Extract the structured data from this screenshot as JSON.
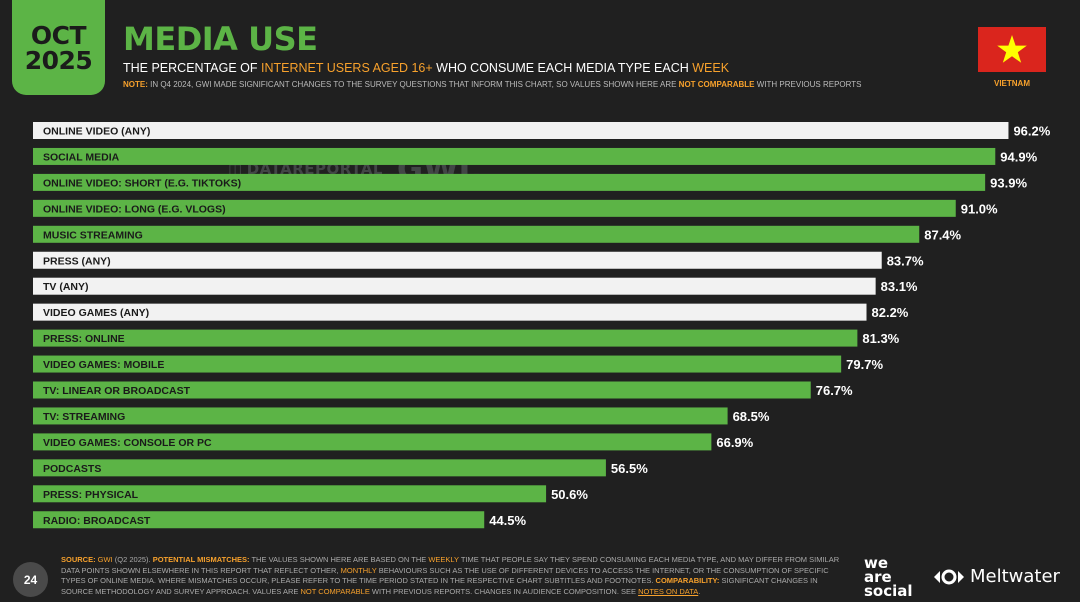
{
  "header": {
    "month": "OCT",
    "year": "2025",
    "title": "MEDIA USE",
    "subtitle_pre": "THE PERCENTAGE OF ",
    "subtitle_hl1": "INTERNET USERS AGED 16+",
    "subtitle_mid": " WHO CONSUME EACH MEDIA TYPE EACH ",
    "subtitle_hl2": "WEEK",
    "note_label": "NOTE:",
    "note_text": " IN Q4 2024, GWI MADE SIGNIFICANT CHANGES TO THE SURVEY QUESTIONS THAT INFORM THIS CHART, SO VALUES SHOWN HERE ARE ",
    "note_hl": "NOT COMPARABLE",
    "note_end": " WITH PREVIOUS REPORTS",
    "country": "VIETNAM"
  },
  "watermark": {
    "datareportal": "DATAREPORTAL",
    "gwi": "GWI."
  },
  "colors": {
    "green": "#5cb446",
    "white_bar": "#f2f2f2",
    "orange": "#f7a12c",
    "flag_red": "#da251d",
    "flag_star": "#ffff00"
  },
  "chart_data": {
    "type": "bar",
    "orientation": "horizontal",
    "title": "MEDIA USE",
    "value_suffix": "%",
    "xlim": [
      0,
      100
    ],
    "categories": [
      "ONLINE VIDEO (ANY)",
      "SOCIAL MEDIA",
      "ONLINE VIDEO: SHORT (E.G. TIKTOKS)",
      "ONLINE VIDEO: LONG (E.G. VLOGS)",
      "MUSIC STREAMING",
      "PRESS (ANY)",
      "TV (ANY)",
      "VIDEO GAMES (ANY)",
      "PRESS: ONLINE",
      "VIDEO GAMES: MOBILE",
      "TV: LINEAR OR BROADCAST",
      "TV: STREAMING",
      "VIDEO GAMES: CONSOLE OR PC",
      "PODCASTS",
      "PRESS: PHYSICAL",
      "RADIO: BROADCAST"
    ],
    "values": [
      96.2,
      94.9,
      93.9,
      91.0,
      87.4,
      83.7,
      83.1,
      82.2,
      81.3,
      79.7,
      76.7,
      68.5,
      66.9,
      56.5,
      50.6,
      44.5
    ],
    "labels": [
      "96.2%",
      "94.9%",
      "93.9%",
      "91.0%",
      "87.4%",
      "83.7%",
      "83.1%",
      "82.2%",
      "81.3%",
      "79.7%",
      "76.7%",
      "68.5%",
      "66.9%",
      "56.5%",
      "50.6%",
      "44.5%"
    ],
    "highlight": [
      false,
      true,
      true,
      true,
      true,
      false,
      false,
      false,
      true,
      true,
      true,
      true,
      true,
      true,
      true,
      true
    ]
  },
  "footer": {
    "source_label": "SOURCE:",
    "source_gwi": " GWI",
    "source_text": " (Q2 2025). ",
    "mismatch_label": "POTENTIAL MISMATCHES:",
    "mismatch_text1": " THE VALUES SHOWN HERE ARE BASED ON THE ",
    "weekly": "WEEKLY",
    "mismatch_text2": " TIME THAT PEOPLE SAY THEY SPEND CONSUMING EACH MEDIA TYPE, AND MAY DIFFER FROM SIMILAR DATA POINTS SHOWN ELSEWHERE IN THIS REPORT THAT REFLECT OTHER, ",
    "monthly": "MONTHLY",
    "mismatch_text3": " BEHAVIOURS SUCH AS THE USE OF DIFFERENT DEVICES TO ACCESS THE INTERNET, OR THE CONSUMPTION OF SPECIFIC TYPES OF ONLINE MEDIA. WHERE MISMATCHES OCCUR, PLEASE REFER TO THE TIME PERIOD STATED IN THE RESPECTIVE CHART SUBTITLES AND FOOTNOTES. ",
    "comparability_label": "COMPARABILITY:",
    "comparability_text1": " SIGNIFICANT CHANGES IN SOURCE METHODOLOGY AND SURVEY APPROACH. VALUES ARE ",
    "not_comparable": "NOT COMPARABLE",
    "comparability_text2": " WITH PREVIOUS REPORTS. CHANGES IN AUDIENCE COMPOSITION. SEE ",
    "notes_link": "NOTES ON DATA",
    "end": ".",
    "page_number": "24",
    "brand_1_line1": "we",
    "brand_1_line2": "are",
    "brand_1_line3": "social",
    "brand_2": "Meltwater"
  }
}
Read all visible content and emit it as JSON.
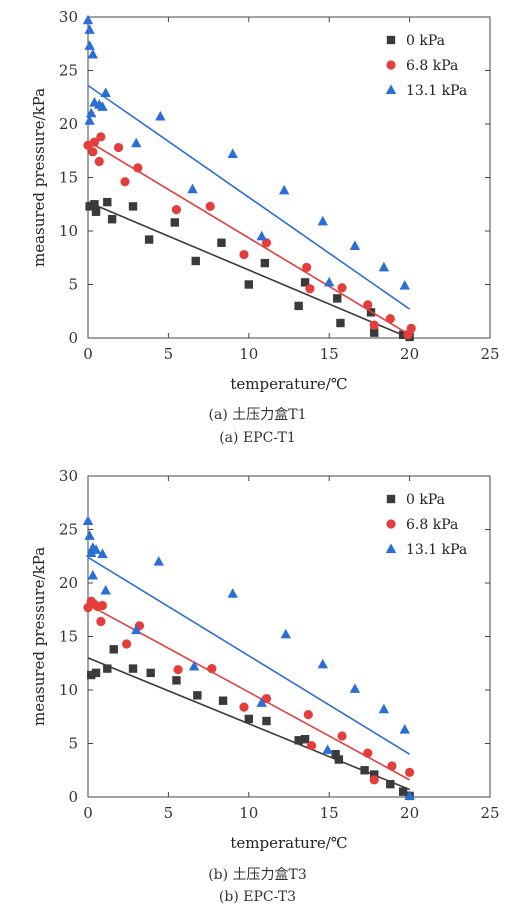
{
  "colors": {
    "series0": "#3a3a3a",
    "series1": "#e53c3c",
    "series2": "#2a6fd6"
  },
  "chart_data": [
    {
      "type": "scatter",
      "xlabel": "temperature/℃",
      "ylabel": "measured pressure/kPa",
      "xlim": [
        0,
        25
      ],
      "ylim": [
        0,
        30
      ],
      "xticks": [
        "0",
        "5",
        "10",
        "15",
        "20",
        "25"
      ],
      "yticks": [
        "0",
        "5",
        "10",
        "15",
        "20",
        "25",
        "30"
      ],
      "legend_position": "top-right",
      "caption_cn": "(a) 土压力盒T1",
      "caption_en": "(a) EPC-T1",
      "series": [
        {
          "name": "0 kPa",
          "marker": "square",
          "color": "#3a3a3a",
          "points": [
            [
              0.1,
              12.3
            ],
            [
              0.4,
              12.5
            ],
            [
              0.5,
              11.8
            ],
            [
              1.2,
              12.7
            ],
            [
              1.5,
              11.1
            ],
            [
              2.8,
              12.3
            ],
            [
              3.8,
              9.2
            ],
            [
              5.4,
              10.8
            ],
            [
              6.7,
              7.2
            ],
            [
              8.3,
              8.9
            ],
            [
              10.0,
              5.0
            ],
            [
              11.0,
              7.0
            ],
            [
              13.1,
              3.0
            ],
            [
              13.5,
              5.2
            ],
            [
              15.5,
              3.7
            ],
            [
              15.7,
              1.4
            ],
            [
              17.6,
              2.4
            ],
            [
              17.8,
              0.5
            ],
            [
              19.6,
              0.3
            ],
            [
              20.0,
              0.1
            ]
          ],
          "fit": [
            [
              0,
              12.7
            ],
            [
              20,
              0.0
            ]
          ]
        },
        {
          "name": "6.8 kPa",
          "marker": "circle",
          "color": "#e53c3c",
          "points": [
            [
              0,
              18.0
            ],
            [
              0.3,
              17.4
            ],
            [
              0.4,
              18.3
            ],
            [
              0.7,
              16.5
            ],
            [
              0.8,
              18.8
            ],
            [
              1.9,
              17.8
            ],
            [
              2.3,
              14.6
            ],
            [
              3.1,
              15.9
            ],
            [
              5.5,
              12.0
            ],
            [
              7.6,
              12.3
            ],
            [
              9.7,
              7.8
            ],
            [
              11.1,
              8.9
            ],
            [
              13.6,
              6.6
            ],
            [
              13.8,
              4.6
            ],
            [
              15.8,
              4.7
            ],
            [
              17.4,
              3.1
            ],
            [
              17.8,
              1.2
            ],
            [
              18.8,
              1.8
            ],
            [
              19.9,
              0.3
            ],
            [
              20.1,
              0.9
            ]
          ],
          "fit": [
            [
              0,
              18.4
            ],
            [
              20,
              0.3
            ]
          ]
        },
        {
          "name": "13.1 kPa",
          "marker": "triangle",
          "color": "#2a6fd6",
          "points": [
            [
              0,
              29.7
            ],
            [
              0.1,
              28.8
            ],
            [
              0.1,
              27.3
            ],
            [
              0.3,
              26.5
            ],
            [
              0.1,
              20.3
            ],
            [
              0.2,
              21.0
            ],
            [
              0.4,
              22.0
            ],
            [
              0.7,
              21.8
            ],
            [
              0.9,
              21.6
            ],
            [
              1.1,
              22.9
            ],
            [
              3.0,
              18.2
            ],
            [
              4.5,
              20.7
            ],
            [
              6.5,
              13.9
            ],
            [
              9.0,
              17.2
            ],
            [
              10.8,
              9.5
            ],
            [
              12.2,
              13.8
            ],
            [
              14.6,
              10.9
            ],
            [
              15.0,
              5.2
            ],
            [
              16.6,
              8.6
            ],
            [
              18.4,
              6.6
            ],
            [
              19.7,
              4.9
            ]
          ],
          "fit": [
            [
              0,
              23.6
            ],
            [
              20,
              2.7
            ]
          ]
        }
      ]
    },
    {
      "type": "scatter",
      "xlabel": "temperature/℃",
      "ylabel": "measured pressure/kPa",
      "xlim": [
        0,
        25
      ],
      "ylim": [
        0,
        30
      ],
      "xticks": [
        "0",
        "5",
        "10",
        "15",
        "20",
        "25"
      ],
      "yticks": [
        "0",
        "5",
        "10",
        "15",
        "20",
        "25",
        "30"
      ],
      "legend_position": "top-right",
      "caption_cn": "(b) 土压力盒T3",
      "caption_en": "(b) EPC-T3",
      "series": [
        {
          "name": "0 kPa",
          "marker": "square",
          "color": "#3a3a3a",
          "points": [
            [
              0.2,
              11.4
            ],
            [
              0.5,
              11.6
            ],
            [
              1.2,
              12.0
            ],
            [
              1.6,
              13.8
            ],
            [
              2.8,
              12.0
            ],
            [
              3.9,
              11.6
            ],
            [
              5.5,
              10.9
            ],
            [
              6.8,
              9.5
            ],
            [
              8.4,
              9.0
            ],
            [
              10.0,
              7.3
            ],
            [
              11.1,
              7.1
            ],
            [
              13.1,
              5.3
            ],
            [
              13.5,
              5.4
            ],
            [
              15.4,
              4.0
            ],
            [
              15.6,
              3.5
            ],
            [
              17.2,
              2.5
            ],
            [
              17.8,
              2.1
            ],
            [
              18.8,
              1.2
            ],
            [
              19.6,
              0.5
            ],
            [
              20.0,
              0.1
            ]
          ],
          "fit": [
            [
              0,
              13.0
            ],
            [
              20,
              0.7
            ]
          ]
        },
        {
          "name": "6.8 kPa",
          "marker": "circle",
          "color": "#e53c3c",
          "points": [
            [
              0,
              17.7
            ],
            [
              0.2,
              18.3
            ],
            [
              0.4,
              18.0
            ],
            [
              0.6,
              17.8
            ],
            [
              0.8,
              16.4
            ],
            [
              0.9,
              17.9
            ],
            [
              2.4,
              14.3
            ],
            [
              3.2,
              16.0
            ],
            [
              5.6,
              11.9
            ],
            [
              7.7,
              12.0
            ],
            [
              9.7,
              8.4
            ],
            [
              11.1,
              9.2
            ],
            [
              13.7,
              7.7
            ],
            [
              13.9,
              4.8
            ],
            [
              15.8,
              5.7
            ],
            [
              17.4,
              4.1
            ],
            [
              17.8,
              1.6
            ],
            [
              18.9,
              2.9
            ],
            [
              20.0,
              2.3
            ]
          ],
          "fit": [
            [
              0,
              18.0
            ],
            [
              20,
              1.6
            ]
          ]
        },
        {
          "name": "13.1 kPa",
          "marker": "triangle",
          "color": "#2a6fd6",
          "points": [
            [
              0,
              25.8
            ],
            [
              0.1,
              24.4
            ],
            [
              0.2,
              22.8
            ],
            [
              0.3,
              20.7
            ],
            [
              0.3,
              23.3
            ],
            [
              0.5,
              23.1
            ],
            [
              0.9,
              22.7
            ],
            [
              1.1,
              19.3
            ],
            [
              3.0,
              15.6
            ],
            [
              4.4,
              22.0
            ],
            [
              6.6,
              12.2
            ],
            [
              9.0,
              19.0
            ],
            [
              10.8,
              8.8
            ],
            [
              12.3,
              15.2
            ],
            [
              14.6,
              12.4
            ],
            [
              14.9,
              4.4
            ],
            [
              16.6,
              10.1
            ],
            [
              18.4,
              8.2
            ],
            [
              19.7,
              6.3
            ],
            [
              20.0,
              0.1
            ]
          ],
          "fit": [
            [
              0,
              22.4
            ],
            [
              20,
              4.0
            ]
          ]
        }
      ]
    }
  ]
}
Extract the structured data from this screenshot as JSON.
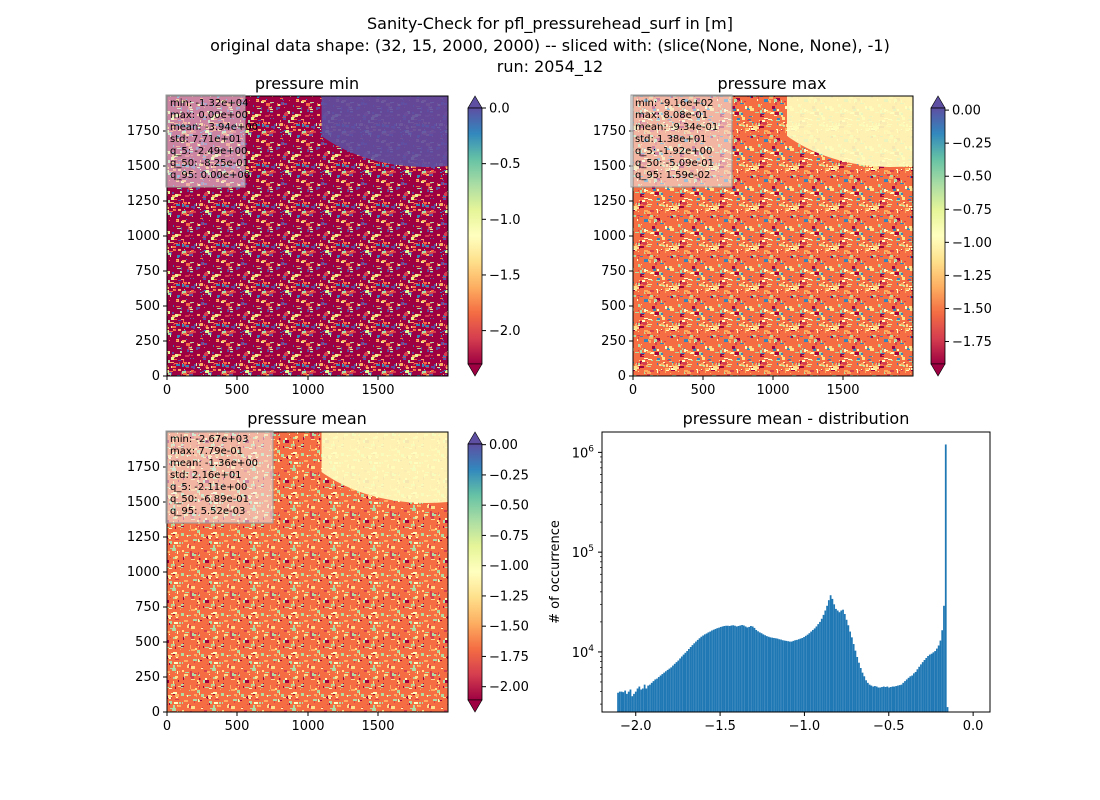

────────

Direction:
Scan the data for the word "SURVEY" and copy every line where it shows up.

Written response:
    "note_text": " IN Q4 2024, GWI MADE SIGNIFICANT CHANGES TO THE SURVEY QUESTIONS THAT INFORM THIS CHART, SO VALUES SHOWN HERE ARE ",
    "comparability_text1": " SIGNIFICANT CHANGES IN SOURCE METHODOLOGY AND SURVEY APPROACH. VALUES ARE ",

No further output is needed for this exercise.